[Problem to work on]: Wherever the string "তকরণ" appears, copy the whole line.

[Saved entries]

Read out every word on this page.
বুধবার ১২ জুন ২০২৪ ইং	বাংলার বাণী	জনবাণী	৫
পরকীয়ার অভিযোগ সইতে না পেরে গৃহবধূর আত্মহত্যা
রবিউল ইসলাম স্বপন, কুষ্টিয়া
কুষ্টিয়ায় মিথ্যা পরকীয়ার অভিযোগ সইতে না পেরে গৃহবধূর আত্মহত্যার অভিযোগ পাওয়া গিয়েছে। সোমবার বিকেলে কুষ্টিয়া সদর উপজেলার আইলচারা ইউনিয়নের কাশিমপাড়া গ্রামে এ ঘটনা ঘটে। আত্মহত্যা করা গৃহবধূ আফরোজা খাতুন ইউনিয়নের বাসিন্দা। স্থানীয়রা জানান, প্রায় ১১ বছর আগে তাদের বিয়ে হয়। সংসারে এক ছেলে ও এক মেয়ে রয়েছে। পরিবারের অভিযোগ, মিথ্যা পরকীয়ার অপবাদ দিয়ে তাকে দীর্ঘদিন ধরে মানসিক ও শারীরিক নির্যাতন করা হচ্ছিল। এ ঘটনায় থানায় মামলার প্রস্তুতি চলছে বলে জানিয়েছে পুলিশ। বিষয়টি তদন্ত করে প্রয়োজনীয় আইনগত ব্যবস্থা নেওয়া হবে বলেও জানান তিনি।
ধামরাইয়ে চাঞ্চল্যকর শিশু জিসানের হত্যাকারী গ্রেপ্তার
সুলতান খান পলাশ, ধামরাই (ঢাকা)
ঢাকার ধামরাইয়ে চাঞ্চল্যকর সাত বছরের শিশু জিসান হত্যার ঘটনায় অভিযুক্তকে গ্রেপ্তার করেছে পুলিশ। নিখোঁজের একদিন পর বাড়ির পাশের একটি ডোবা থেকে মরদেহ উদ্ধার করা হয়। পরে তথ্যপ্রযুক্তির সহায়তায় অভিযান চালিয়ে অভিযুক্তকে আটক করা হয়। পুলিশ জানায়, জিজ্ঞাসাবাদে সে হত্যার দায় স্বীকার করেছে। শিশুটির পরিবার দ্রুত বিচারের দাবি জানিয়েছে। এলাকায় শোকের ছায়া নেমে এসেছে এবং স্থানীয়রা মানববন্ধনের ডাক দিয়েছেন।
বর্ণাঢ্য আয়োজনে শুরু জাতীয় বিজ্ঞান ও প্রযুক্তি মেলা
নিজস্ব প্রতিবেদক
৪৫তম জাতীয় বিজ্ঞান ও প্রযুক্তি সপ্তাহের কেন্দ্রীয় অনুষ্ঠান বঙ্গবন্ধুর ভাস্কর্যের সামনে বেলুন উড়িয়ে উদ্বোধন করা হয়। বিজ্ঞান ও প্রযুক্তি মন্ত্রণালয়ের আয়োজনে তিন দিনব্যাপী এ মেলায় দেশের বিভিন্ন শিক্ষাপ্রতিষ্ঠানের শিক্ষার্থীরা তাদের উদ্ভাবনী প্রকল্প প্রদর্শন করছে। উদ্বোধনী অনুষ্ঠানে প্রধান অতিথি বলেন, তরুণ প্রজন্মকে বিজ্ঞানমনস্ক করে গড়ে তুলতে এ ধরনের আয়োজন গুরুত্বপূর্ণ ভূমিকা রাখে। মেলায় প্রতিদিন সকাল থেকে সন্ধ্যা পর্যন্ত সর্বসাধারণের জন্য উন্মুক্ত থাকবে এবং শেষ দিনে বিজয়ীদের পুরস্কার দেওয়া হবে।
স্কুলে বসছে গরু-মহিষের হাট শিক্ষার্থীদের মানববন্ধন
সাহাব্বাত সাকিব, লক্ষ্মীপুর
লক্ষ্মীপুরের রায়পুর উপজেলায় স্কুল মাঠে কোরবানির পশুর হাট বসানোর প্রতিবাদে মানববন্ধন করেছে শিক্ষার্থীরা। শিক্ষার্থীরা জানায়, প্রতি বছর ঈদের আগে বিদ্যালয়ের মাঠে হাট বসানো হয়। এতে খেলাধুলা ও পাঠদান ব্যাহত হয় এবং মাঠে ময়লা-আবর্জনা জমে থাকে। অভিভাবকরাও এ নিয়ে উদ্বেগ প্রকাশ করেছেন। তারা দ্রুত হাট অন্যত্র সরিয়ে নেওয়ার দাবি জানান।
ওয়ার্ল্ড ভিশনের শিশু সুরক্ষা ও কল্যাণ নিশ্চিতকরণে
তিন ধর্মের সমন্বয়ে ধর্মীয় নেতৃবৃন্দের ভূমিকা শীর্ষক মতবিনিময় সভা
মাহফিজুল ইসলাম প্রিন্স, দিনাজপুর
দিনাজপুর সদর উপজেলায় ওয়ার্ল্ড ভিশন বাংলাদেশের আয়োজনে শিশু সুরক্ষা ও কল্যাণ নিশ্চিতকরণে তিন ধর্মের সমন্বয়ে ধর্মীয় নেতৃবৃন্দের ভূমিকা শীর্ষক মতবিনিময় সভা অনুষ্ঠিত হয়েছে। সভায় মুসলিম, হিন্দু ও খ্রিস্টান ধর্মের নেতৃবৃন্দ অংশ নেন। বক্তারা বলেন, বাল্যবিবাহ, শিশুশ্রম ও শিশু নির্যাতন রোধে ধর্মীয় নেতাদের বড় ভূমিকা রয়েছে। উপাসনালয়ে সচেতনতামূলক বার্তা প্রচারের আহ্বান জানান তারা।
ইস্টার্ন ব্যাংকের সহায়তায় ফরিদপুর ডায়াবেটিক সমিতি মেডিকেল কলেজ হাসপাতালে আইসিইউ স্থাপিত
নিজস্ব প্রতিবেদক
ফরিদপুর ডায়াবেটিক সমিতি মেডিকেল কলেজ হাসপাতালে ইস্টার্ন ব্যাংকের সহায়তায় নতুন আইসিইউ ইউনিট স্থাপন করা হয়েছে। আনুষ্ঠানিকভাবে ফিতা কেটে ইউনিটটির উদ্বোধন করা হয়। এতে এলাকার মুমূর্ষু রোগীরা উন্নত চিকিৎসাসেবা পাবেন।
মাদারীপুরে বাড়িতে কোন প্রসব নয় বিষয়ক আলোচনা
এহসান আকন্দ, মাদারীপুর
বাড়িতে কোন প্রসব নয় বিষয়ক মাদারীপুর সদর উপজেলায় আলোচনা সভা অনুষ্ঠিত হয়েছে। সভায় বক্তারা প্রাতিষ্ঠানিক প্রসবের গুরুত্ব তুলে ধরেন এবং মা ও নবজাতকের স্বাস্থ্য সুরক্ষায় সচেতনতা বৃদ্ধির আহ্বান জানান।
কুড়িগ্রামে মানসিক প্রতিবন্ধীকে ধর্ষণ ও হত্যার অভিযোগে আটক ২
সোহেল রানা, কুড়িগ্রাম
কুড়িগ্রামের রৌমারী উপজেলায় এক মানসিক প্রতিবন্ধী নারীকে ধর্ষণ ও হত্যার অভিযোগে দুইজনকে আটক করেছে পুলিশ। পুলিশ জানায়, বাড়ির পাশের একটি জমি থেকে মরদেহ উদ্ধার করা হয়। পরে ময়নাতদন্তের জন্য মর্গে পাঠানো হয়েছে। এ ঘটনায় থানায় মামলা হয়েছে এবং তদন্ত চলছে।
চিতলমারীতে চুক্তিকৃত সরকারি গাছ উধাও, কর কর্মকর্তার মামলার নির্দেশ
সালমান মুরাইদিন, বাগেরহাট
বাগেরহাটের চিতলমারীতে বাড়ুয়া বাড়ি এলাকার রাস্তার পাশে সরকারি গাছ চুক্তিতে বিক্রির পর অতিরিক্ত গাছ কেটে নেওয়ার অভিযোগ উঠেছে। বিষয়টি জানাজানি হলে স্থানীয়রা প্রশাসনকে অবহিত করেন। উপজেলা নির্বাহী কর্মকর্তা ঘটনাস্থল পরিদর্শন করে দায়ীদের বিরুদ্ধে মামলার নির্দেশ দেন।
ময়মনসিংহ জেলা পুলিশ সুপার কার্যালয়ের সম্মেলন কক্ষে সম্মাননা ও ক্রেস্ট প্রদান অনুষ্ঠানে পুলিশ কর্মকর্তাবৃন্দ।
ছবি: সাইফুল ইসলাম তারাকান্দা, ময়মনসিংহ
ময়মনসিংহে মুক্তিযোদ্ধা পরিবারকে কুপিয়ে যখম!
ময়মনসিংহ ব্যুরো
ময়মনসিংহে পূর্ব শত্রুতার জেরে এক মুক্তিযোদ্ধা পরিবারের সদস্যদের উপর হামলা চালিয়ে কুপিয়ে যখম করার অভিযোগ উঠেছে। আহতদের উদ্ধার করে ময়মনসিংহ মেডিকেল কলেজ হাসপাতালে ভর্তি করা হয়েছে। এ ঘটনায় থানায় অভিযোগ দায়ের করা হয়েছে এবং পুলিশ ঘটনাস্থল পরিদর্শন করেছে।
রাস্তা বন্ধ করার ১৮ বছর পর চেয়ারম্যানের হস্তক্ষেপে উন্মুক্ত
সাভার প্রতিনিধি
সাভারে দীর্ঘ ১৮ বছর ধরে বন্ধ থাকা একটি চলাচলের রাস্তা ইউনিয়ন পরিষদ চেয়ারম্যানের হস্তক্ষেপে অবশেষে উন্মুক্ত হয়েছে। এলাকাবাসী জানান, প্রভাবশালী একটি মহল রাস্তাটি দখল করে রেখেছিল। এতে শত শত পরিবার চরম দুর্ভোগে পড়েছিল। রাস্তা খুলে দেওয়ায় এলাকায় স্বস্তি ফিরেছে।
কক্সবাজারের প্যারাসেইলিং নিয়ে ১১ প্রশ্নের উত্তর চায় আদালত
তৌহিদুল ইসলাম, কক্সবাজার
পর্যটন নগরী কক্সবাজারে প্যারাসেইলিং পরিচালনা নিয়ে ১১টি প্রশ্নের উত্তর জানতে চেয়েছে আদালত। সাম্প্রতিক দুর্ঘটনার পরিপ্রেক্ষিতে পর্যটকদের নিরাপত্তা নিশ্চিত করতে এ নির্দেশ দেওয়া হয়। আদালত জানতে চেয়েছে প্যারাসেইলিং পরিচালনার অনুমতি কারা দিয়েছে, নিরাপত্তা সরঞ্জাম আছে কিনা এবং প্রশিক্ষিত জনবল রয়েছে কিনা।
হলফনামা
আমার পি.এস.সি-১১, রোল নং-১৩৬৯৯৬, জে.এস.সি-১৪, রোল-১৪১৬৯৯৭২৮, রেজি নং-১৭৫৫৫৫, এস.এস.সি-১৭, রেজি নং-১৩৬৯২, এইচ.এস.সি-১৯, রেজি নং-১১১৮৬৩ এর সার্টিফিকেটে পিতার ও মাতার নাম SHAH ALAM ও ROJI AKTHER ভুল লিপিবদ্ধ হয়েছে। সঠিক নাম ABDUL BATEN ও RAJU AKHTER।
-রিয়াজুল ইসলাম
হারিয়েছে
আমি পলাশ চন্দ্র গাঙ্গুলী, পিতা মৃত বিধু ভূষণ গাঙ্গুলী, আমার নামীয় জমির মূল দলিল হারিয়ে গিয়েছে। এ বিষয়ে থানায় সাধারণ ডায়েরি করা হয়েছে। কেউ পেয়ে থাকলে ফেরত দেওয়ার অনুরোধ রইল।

[Response for this exercise]:
ওয়ার্ল্ড ভিশনের শিশু সুরক্ষা ও কল্যাণ নিশ্চিতকরণে
দিনাজপুর সদর উপজেলায় ওয়ার্ল্ড ভিশন বাংলাদেশের আয়োজনে শিশু সুরক্ষা ও কল্যাণ নিশ্চিতকরণে তিন ধর্মের সমন্বয়ে ধর্মীয় নেতৃবৃন্দের ভূমিকা শীর্ষক মতবিনিময় সভা অনুষ্ঠিত হয়েছে। সভায় মুসলিম, হিন্দু ও খ্রিস্টান ধর্মের নেতৃবৃন্দ অংশ নেন। বক্তারা বলেন, বাল্যবিবাহ, শিশুশ্রম ও শিশু নির্যাতন রোধে ধর্মীয় নেতাদের বড় ভূমিকা রয়েছে। উপাসনালয়ে সচেতনতামূলক বার্তা প্রচারের আহ্বান জানান তারা।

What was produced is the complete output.